- Your instructions -
Every entry below must appear again, exactly as written.

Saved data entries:

* * * * * * *

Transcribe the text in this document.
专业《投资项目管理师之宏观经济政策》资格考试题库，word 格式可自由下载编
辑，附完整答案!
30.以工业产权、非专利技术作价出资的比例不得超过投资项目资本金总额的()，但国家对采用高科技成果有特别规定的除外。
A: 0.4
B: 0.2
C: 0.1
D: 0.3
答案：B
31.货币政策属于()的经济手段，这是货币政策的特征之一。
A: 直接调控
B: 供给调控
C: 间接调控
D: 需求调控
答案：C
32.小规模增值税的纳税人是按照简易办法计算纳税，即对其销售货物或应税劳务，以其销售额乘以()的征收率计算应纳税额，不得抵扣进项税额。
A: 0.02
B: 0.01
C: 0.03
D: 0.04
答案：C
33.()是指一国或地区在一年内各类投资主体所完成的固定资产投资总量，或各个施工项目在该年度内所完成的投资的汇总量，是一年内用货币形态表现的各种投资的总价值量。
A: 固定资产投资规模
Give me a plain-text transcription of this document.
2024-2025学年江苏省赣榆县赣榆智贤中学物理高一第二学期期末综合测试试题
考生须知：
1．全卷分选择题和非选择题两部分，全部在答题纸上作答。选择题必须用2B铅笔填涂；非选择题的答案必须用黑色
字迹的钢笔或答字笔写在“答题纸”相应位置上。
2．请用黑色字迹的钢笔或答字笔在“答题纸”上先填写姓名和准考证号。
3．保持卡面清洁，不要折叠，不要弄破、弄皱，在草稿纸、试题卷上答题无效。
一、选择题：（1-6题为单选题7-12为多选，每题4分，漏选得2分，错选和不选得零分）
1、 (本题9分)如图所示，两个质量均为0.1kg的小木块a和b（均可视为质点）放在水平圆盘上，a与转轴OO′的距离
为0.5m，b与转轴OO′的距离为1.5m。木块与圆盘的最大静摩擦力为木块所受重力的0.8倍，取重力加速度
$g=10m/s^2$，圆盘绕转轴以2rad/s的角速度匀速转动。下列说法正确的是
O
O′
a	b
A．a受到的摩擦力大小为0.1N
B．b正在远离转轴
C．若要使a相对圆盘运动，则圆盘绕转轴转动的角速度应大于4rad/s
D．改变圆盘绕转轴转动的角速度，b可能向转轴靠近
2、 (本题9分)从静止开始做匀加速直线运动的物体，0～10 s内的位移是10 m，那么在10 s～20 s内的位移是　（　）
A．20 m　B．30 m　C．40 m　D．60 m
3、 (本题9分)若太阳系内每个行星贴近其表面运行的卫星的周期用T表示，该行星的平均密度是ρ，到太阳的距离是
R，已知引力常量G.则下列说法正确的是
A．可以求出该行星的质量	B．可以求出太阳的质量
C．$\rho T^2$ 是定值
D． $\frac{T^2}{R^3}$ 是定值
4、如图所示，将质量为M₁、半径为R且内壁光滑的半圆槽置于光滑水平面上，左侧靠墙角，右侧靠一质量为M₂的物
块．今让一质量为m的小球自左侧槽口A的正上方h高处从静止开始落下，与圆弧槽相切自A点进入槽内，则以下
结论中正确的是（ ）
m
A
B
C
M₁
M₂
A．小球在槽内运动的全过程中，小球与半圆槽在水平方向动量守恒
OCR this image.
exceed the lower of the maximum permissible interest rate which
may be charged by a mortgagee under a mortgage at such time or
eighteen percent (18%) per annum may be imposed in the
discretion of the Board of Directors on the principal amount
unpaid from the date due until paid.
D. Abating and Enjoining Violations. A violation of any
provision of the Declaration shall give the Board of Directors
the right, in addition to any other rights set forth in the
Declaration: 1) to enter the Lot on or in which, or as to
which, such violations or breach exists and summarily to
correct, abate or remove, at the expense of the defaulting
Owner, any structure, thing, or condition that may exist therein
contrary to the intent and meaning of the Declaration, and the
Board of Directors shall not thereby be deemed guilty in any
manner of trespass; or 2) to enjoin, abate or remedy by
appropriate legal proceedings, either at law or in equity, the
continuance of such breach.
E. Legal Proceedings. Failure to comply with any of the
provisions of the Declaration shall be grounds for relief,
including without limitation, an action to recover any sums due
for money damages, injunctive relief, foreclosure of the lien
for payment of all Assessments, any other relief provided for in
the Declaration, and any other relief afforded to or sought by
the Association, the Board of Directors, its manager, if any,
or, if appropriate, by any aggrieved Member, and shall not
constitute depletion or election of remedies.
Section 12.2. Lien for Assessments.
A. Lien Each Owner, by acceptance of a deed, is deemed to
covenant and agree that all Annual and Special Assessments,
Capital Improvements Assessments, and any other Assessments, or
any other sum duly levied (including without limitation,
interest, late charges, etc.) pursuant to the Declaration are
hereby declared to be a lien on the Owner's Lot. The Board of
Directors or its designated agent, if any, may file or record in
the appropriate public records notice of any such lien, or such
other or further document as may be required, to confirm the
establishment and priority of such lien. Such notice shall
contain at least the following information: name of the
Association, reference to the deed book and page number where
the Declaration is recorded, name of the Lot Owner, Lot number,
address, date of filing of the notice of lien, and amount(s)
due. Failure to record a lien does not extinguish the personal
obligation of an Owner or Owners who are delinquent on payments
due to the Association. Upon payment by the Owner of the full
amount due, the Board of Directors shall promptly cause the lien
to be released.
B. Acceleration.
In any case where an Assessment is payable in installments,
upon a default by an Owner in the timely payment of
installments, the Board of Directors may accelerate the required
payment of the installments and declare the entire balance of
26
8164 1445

* * * * * * *

- Result of the exercise -
Transcribe the text in this document.
专业《投资项目管理师之宏观经济政策》资格考试题库，word 格式可自由下载编
辑，附完整答案!
30.以工业产权、非专利技术作价出资的比例不得超过投资项目资本金总额的()，但国家对采用高科技成果有特别规定的除外。
A: 0.4
B: 0.2
C: 0.1
D: 0.3
答案：B
31.货币政策属于()的经济手段，这是货币政策的特征之一。
A: 直接调控
B: 供给调控
C: 间接调控
D: 需求调控
答案：C
32.小规模增值税的纳税人是按照简易办法计算纳税，即对其销售货物或应税劳务，以其销售额乘以()的征收率计算应纳税额，不得抵扣进项税额。
A: 0.02
B: 0.01
C: 0.03
D: 0.04
答案：C
33.()是指一国或地区在一年内各类投资主体所完成的固定资产投资总量，或各个施工项目在该年度内所完成的投资的汇总量，是一年内用货币形态表现的各种投资的总价值量。
A: 固定资产投资规模
Give me a plain-text transcription of this document.
2024-2025学年江苏省赣榆县赣榆智贤中学物理高一第二学期期末综合测试试题
考生须知：
1．全卷分选择题和非选择题两部分，全部在答题纸上作答。选择题必须用2B铅笔填涂；非选择题的答案必须用黑色
字迹的钢笔或答字笔写在“答题纸”相应位置上。
2．请用黑色字迹的钢笔或答字笔在“答题纸”上先填写姓名和准考证号。
3．保持卡面清洁，不要折叠，不要弄破、弄皱，在草稿纸、试题卷上答题无效。
一、选择题：（1-6题为单选题7-12为多选，每题4分，漏选得2分，错选和不选得零分）
1、 (本题9分)如图所示，两个质量均为0.1kg的小木块a和b（均可视为质点）放在水平圆盘上，a与转轴OO′的距离
为0.5m，b与转轴OO′的距离为1.5m。木块与圆盘的最大静摩擦力为木块所受重力的0.8倍，取重力加速度
$g=10m/s^2$，圆盘绕转轴以2rad/s的角速度匀速转动。下列说法正确的是
O
O′
a	b
A．a受到的摩擦力大小为0.1N
B．b正在远离转轴
C．若要使a相对圆盘运动，则圆盘绕转轴转动的角速度应大于4rad/s
D．改变圆盘绕转轴转动的角速度，b可能向转轴靠近
2、 (本题9分)从静止开始做匀加速直线运动的物体，0～10 s内的位移是10 m，那么在10 s～20 s内的位移是　（　）
A．20 m　B．30 m　C．40 m　D．60 m
3、 (本题9分)若太阳系内每个行星贴近其表面运行的卫星的周期用T表示，该行星的平均密度是ρ，到太阳的距离是
R，已知引力常量G.则下列说法正确的是
A．可以求出该行星的质量	B．可以求出太阳的质量
C．$\rho T^2$ 是定值
D． $\frac{T^2}{R^3}$ 是定值
4、如图所示，将质量为M₁、半径为R且内壁光滑的半圆槽置于光滑水平面上，左侧靠墙角，右侧靠一质量为M₂的物
块．今让一质量为m的小球自左侧槽口A的正上方h高处从静止开始落下，与圆弧槽相切自A点进入槽内，则以下
结论中正确的是（ ）
m
A
B
C
M₁
M₂
A．小球在槽内运动的全过程中，小球与半圆槽在水平方向动量守恒
OCR this image.
exceed the lower of the maximum permissible interest rate which
may be charged by a mortgagee under a mortgage at such time or
eighteen percent (18%) per annum may be imposed in the
discretion of the Board of Directors on the principal amount
unpaid from the date due until paid.
D. Abating and Enjoining Violations. A violation of any
provision of the Declaration shall give the Board of Directors
the right, in addition to any other rights set forth in the
Declaration: 1) to enter the Lot on or in which, or as to
which, such violations or breach exists and summarily to
correct, abate or remove, at the expense of the defaulting
Owner, any structure, thing, or condition that may exist therein
contrary to the intent and meaning of the Declaration, and the
Board of Directors shall not thereby be deemed guilty in any
manner of trespass; or 2) to enjoin, abate or remedy by
appropriate legal proceedings, either at law or in equity, the
continuance of such breach.
E. Legal Proceedings. Failure to comply with any of the
provisions of the Declaration shall be grounds for relief,
including without limitation, an action to recover any sums due
for money damages, injunctive relief, foreclosure of the lien
for payment of all Assessments, any other relief provided for in
the Declaration, and any other relief afforded to or sought by
the Association, the Board of Directors, its manager, if any,
or, if appropriate, by any aggrieved Member, and shall not
constitute depletion or election of remedies.
Section 12.2. Lien for Assessments.
A. Lien Each Owner, by acceptance of a deed, is deemed to
covenant and agree that all Annual and Special Assessments,
Capital Improvements Assessments, and any other Assessments, or
any other sum duly levied (including without limitation,
interest, late charges, etc.) pursuant to the Declaration are
hereby declared to be a lien on the Owner's Lot. The Board of
Directors or its designated agent, if any, may file or record in
the appropriate public records notice of any such lien, or such
other or further document as may be required, to confirm the
establishment and priority of such lien. Such notice shall
contain at least the following information: name of the
Association, reference to the deed book and page number where
the Declaration is recorded, name of the Lot Owner, Lot number,
address, date of filing of the notice of lien, and amount(s)
due. Failure to record a lien does not extinguish the personal
obligation of an Owner or Owners who are delinquent on payments
due to the Association. Upon payment by the Owner of the full
amount due, the Board of Directors shall promptly cause the lien
to be released.
B. Acceleration.
In any case where an Assessment is payable in installments,
upon a default by an Owner in the timely payment of
installments, the Board of Directors may accelerate the required
payment of the installments and declare the entire balance of
26
8164 1445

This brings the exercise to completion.